**Task to complete**.
Among the lines listed below, count those that include the string "content", and state only the count.

**Records from a data collection**.
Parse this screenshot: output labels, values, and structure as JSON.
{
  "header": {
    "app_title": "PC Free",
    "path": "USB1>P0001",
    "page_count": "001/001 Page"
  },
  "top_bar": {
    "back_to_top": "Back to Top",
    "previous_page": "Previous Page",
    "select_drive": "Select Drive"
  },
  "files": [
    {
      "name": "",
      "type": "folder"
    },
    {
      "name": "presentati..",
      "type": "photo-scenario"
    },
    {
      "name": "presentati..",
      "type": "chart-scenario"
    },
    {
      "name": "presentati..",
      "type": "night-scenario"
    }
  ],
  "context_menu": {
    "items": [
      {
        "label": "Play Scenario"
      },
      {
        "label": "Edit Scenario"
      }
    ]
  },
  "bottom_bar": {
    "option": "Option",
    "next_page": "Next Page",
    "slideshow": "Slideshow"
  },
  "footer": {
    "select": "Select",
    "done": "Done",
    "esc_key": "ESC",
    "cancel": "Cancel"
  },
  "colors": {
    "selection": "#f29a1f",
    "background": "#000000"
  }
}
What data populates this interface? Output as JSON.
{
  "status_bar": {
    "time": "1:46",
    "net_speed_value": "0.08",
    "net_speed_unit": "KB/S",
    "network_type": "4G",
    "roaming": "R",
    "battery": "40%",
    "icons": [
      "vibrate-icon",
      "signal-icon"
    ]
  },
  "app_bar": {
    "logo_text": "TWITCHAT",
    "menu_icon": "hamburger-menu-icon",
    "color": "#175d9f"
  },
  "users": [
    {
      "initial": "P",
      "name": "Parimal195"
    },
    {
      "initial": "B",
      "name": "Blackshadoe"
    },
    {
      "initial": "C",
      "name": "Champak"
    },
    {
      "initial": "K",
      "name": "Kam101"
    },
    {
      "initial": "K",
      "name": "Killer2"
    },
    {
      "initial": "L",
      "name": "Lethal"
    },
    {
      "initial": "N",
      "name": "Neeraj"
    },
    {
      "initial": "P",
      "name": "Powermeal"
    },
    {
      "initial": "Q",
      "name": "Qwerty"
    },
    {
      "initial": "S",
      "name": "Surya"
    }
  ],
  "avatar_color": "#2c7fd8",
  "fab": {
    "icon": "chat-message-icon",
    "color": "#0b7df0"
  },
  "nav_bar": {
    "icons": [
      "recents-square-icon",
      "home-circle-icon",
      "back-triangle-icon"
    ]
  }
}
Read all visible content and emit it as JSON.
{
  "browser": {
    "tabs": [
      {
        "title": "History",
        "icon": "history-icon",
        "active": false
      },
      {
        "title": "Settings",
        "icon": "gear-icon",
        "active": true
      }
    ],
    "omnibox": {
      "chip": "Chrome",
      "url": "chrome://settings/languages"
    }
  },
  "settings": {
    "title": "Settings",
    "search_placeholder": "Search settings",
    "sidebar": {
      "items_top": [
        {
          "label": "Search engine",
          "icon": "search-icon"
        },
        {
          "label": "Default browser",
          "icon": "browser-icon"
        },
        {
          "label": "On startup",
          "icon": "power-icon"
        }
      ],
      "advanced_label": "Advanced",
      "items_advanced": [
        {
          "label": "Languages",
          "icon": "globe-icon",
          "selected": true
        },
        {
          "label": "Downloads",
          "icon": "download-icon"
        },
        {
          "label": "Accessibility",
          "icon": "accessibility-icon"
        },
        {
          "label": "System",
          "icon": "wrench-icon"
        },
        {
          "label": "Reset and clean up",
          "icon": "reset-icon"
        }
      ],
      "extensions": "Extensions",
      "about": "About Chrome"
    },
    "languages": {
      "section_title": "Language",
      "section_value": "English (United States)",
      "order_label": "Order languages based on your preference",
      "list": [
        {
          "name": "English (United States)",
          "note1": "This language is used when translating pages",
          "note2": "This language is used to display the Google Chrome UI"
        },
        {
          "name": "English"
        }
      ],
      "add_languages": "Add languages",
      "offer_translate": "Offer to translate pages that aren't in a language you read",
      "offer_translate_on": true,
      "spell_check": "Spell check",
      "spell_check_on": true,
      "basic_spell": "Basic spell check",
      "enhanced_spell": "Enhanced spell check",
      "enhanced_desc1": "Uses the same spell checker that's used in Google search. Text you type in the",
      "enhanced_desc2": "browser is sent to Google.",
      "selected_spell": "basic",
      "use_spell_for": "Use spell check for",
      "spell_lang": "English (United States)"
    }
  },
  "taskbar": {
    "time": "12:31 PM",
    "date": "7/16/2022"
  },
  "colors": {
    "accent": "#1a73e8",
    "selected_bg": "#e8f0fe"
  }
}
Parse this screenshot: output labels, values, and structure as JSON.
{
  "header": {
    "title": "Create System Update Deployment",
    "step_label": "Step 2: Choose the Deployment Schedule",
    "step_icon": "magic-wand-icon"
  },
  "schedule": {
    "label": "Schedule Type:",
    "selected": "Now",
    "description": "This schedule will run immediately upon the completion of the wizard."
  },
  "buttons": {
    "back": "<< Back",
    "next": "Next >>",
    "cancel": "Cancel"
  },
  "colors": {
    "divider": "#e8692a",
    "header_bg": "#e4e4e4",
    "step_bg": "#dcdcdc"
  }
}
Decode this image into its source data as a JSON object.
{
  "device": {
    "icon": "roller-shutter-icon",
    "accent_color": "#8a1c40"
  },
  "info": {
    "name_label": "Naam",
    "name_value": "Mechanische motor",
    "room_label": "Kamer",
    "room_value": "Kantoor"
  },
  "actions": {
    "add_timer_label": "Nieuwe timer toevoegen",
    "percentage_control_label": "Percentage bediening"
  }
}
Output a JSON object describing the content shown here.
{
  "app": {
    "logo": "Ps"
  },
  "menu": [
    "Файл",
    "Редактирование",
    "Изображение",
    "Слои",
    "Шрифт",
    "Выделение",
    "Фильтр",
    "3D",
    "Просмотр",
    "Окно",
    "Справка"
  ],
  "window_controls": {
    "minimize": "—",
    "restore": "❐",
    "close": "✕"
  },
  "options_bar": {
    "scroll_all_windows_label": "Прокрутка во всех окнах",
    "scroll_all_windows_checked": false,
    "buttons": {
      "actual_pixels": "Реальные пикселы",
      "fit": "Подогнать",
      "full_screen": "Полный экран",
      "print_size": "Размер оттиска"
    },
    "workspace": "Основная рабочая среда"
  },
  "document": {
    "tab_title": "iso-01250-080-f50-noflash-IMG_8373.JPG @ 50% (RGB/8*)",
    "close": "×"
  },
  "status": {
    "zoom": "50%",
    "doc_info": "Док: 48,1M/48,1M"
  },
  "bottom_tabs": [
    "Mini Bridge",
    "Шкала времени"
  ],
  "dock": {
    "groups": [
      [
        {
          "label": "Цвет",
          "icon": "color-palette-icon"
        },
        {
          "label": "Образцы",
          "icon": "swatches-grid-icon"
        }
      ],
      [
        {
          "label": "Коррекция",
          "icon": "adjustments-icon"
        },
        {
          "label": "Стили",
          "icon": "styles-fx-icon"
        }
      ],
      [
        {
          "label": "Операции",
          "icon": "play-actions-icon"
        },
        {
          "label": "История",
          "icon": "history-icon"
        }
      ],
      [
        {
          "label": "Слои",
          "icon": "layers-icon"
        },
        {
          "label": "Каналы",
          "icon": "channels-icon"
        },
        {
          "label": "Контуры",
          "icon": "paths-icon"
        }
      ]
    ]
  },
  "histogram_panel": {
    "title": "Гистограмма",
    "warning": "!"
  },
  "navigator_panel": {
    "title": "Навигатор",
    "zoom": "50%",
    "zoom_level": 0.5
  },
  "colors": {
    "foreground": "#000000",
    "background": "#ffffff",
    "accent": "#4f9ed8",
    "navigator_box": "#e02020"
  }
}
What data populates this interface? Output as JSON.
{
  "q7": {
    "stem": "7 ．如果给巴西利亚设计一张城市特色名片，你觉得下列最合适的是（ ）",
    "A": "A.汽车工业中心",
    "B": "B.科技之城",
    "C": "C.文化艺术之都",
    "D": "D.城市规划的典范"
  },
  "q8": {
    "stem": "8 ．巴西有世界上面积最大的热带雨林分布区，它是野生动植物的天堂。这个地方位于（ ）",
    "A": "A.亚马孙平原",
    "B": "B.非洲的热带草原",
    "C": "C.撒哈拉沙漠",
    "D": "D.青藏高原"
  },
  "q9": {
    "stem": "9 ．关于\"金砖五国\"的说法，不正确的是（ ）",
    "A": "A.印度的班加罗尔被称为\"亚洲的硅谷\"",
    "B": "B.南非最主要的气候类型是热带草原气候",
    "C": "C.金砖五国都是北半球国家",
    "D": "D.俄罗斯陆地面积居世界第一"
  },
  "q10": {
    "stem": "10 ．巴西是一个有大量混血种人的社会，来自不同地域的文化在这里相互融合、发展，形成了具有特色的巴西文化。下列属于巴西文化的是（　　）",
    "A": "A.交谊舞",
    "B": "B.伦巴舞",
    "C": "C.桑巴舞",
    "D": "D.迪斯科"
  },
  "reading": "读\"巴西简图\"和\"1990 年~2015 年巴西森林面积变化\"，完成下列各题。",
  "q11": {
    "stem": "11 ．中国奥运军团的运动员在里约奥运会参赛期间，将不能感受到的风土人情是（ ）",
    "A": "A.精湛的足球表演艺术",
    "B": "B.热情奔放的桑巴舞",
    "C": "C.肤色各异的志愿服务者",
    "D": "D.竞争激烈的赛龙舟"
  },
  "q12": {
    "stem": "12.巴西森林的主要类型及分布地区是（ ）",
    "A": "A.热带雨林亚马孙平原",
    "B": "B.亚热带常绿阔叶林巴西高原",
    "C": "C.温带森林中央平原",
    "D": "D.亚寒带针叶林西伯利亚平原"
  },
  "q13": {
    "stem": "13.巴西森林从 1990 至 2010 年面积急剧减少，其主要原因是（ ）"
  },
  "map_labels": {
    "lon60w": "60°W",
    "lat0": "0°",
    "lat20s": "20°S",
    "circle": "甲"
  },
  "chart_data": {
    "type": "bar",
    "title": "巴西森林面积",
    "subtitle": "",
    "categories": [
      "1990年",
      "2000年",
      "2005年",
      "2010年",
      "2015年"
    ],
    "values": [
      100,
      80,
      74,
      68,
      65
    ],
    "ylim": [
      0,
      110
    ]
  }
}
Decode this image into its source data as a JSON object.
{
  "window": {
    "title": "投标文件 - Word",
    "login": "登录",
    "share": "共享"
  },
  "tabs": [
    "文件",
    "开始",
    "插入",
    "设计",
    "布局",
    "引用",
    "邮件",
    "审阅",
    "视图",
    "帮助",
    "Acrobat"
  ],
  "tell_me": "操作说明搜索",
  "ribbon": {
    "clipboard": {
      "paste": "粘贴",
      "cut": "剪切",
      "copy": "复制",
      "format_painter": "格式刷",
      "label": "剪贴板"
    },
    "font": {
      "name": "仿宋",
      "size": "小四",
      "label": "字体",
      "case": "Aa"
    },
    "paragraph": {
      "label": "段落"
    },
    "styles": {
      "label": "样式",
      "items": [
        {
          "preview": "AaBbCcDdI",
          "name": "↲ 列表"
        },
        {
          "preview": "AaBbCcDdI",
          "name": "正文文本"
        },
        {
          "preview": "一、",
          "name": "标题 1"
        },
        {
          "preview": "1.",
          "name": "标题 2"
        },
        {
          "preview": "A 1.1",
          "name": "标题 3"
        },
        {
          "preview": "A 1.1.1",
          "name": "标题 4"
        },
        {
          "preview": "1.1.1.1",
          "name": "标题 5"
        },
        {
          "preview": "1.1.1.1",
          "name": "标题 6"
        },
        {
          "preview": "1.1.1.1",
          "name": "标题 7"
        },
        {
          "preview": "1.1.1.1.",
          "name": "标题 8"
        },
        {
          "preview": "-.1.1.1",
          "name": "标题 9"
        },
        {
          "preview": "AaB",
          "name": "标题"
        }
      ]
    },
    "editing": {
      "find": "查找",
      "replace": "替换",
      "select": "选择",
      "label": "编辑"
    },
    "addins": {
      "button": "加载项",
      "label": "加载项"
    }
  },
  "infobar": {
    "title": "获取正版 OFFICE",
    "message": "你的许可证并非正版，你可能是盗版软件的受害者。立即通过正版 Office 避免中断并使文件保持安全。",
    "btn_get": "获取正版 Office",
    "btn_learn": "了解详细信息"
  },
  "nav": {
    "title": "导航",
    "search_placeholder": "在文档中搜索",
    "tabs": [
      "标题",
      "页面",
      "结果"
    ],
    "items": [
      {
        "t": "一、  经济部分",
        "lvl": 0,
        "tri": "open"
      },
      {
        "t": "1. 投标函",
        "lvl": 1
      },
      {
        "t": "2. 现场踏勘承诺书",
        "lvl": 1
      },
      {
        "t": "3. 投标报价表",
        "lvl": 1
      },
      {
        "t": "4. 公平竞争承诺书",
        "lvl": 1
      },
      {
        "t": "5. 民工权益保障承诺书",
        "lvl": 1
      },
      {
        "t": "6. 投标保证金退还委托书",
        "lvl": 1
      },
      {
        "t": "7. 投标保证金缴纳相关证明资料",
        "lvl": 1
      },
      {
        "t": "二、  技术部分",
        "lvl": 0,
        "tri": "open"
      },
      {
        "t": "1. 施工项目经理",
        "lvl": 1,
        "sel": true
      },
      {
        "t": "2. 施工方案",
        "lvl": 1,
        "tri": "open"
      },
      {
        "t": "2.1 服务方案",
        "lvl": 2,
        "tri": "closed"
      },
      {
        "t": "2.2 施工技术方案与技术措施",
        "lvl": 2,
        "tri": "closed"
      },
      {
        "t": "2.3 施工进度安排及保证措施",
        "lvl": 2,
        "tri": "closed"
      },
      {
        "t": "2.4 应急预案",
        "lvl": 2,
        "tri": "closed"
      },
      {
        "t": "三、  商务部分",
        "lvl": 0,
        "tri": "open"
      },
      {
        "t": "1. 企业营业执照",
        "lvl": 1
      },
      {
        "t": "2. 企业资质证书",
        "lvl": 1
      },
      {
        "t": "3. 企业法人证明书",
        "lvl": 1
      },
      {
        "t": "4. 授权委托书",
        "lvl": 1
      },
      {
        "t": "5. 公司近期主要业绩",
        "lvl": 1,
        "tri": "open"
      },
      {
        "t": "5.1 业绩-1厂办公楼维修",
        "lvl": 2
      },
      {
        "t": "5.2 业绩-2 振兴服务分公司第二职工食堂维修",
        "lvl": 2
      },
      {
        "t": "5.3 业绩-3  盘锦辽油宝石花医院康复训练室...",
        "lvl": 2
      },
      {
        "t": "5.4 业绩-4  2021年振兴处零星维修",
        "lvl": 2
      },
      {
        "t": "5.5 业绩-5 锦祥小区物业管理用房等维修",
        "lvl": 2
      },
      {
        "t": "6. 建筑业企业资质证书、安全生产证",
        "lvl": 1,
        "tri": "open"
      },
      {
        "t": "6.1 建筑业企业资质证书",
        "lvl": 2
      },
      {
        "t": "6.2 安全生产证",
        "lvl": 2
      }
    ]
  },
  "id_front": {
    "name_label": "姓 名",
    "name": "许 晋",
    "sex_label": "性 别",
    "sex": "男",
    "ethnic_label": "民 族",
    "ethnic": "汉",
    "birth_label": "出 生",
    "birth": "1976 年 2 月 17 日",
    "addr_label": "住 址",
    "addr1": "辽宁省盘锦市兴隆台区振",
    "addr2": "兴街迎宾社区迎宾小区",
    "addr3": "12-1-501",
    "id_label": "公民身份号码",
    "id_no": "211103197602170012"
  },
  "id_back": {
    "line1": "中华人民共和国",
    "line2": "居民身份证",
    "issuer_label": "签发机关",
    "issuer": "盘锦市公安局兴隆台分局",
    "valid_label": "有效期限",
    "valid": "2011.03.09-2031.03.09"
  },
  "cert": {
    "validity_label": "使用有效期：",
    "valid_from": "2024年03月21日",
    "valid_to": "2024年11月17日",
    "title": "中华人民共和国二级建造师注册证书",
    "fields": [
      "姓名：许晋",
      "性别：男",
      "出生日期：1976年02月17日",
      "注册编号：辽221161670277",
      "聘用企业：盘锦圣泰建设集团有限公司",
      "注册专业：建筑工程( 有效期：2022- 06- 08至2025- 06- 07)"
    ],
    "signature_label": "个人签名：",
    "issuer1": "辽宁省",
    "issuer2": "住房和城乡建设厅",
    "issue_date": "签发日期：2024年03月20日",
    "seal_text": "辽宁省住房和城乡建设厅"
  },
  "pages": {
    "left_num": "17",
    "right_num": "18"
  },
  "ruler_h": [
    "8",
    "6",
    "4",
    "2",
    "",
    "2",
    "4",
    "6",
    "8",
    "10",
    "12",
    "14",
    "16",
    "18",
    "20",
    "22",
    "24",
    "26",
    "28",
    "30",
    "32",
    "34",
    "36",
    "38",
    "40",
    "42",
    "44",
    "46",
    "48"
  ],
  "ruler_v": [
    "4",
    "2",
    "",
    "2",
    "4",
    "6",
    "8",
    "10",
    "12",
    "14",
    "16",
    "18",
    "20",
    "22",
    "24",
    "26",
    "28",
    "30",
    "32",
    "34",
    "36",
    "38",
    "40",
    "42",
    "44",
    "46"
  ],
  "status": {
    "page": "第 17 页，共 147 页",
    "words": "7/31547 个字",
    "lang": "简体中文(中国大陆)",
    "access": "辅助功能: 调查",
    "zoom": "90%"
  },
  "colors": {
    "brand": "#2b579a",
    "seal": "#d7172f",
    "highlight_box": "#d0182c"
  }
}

**Correct answer**.
2